### [Goal]
Write out the entire listing below exactly, with the pictures left out.

### [Given data]
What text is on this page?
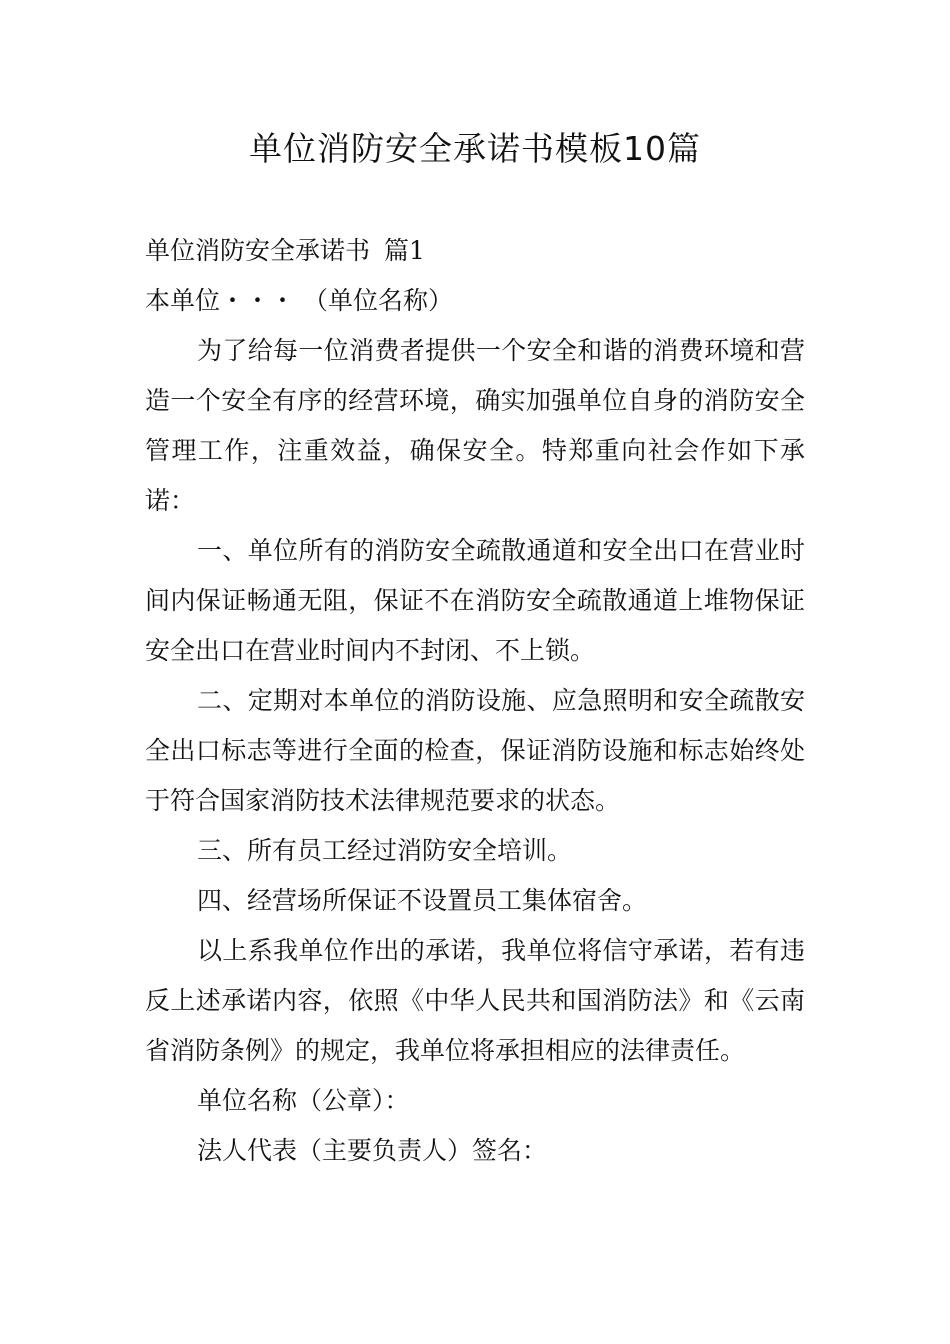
单位消防安全承诺书模板10篇
单位消防安全承诺书 篇1
本单位・・・ （单位名称）

为了给每一位消费者提供一个安全和谐的消费环境和营造一个安全有序的经营环境，确实加强单位自身的消防安全管理工作，注重效益，确保安全。特郑重向社会作如下承诺：

一、单位所有的消防安全疏散通道和安全出口在营业时间内保证畅通无阻，保证不在消防安全疏散通道上堆物保证安全出口在营业时间内不封闭、不上锁。

二、定期对本单位的消防设施、应急照明和安全疏散安全出口标志等进行全面的检查，保证消防设施和标志始终处于符合国家消防技术法律规范要求的状态。

三、所有员工经过消防安全培训。

四、经营场所保证不设置员工集体宿舍。

以上系我单位作出的承诺，我单位将信守承诺，若有违反上述承诺内容，依照《中华人民共和国消防法》和《云南省消防条例》的规定，我单位将承担相应的法律责任。

单位名称（公章）：
法人代表（主要负责人）签名：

### [Finished exercise]
What text is on this page?
单位消防安全承诺书模板10篇
单位消防安全承诺书 篇1
本单位・・・ （单位名称）

为了给每一位消费者提供一个安全和谐的消费环境和营造一个安全有序的经营环境，确实加强单位自身的消防安全管理工作，注重效益，确保安全。特郑重向社会作如下承诺：

一、单位所有的消防安全疏散通道和安全出口在营业时间内保证畅通无阻，保证不在消防安全疏散通道上堆物保证安全出口在营业时间内不封闭、不上锁。

二、定期对本单位的消防设施、应急照明和安全疏散安全出口标志等进行全面的检查，保证消防设施和标志始终处于符合国家消防技术法律规范要求的状态。

三、所有员工经过消防安全培训。

四、经营场所保证不设置员工集体宿舍。

以上系我单位作出的承诺，我单位将信守承诺，若有违反上述承诺内容，依照《中华人民共和国消防法》和《云南省消防条例》的规定，我单位将承担相应的法律责任。

单位名称（公章）：
法人代表（主要负责人）签名：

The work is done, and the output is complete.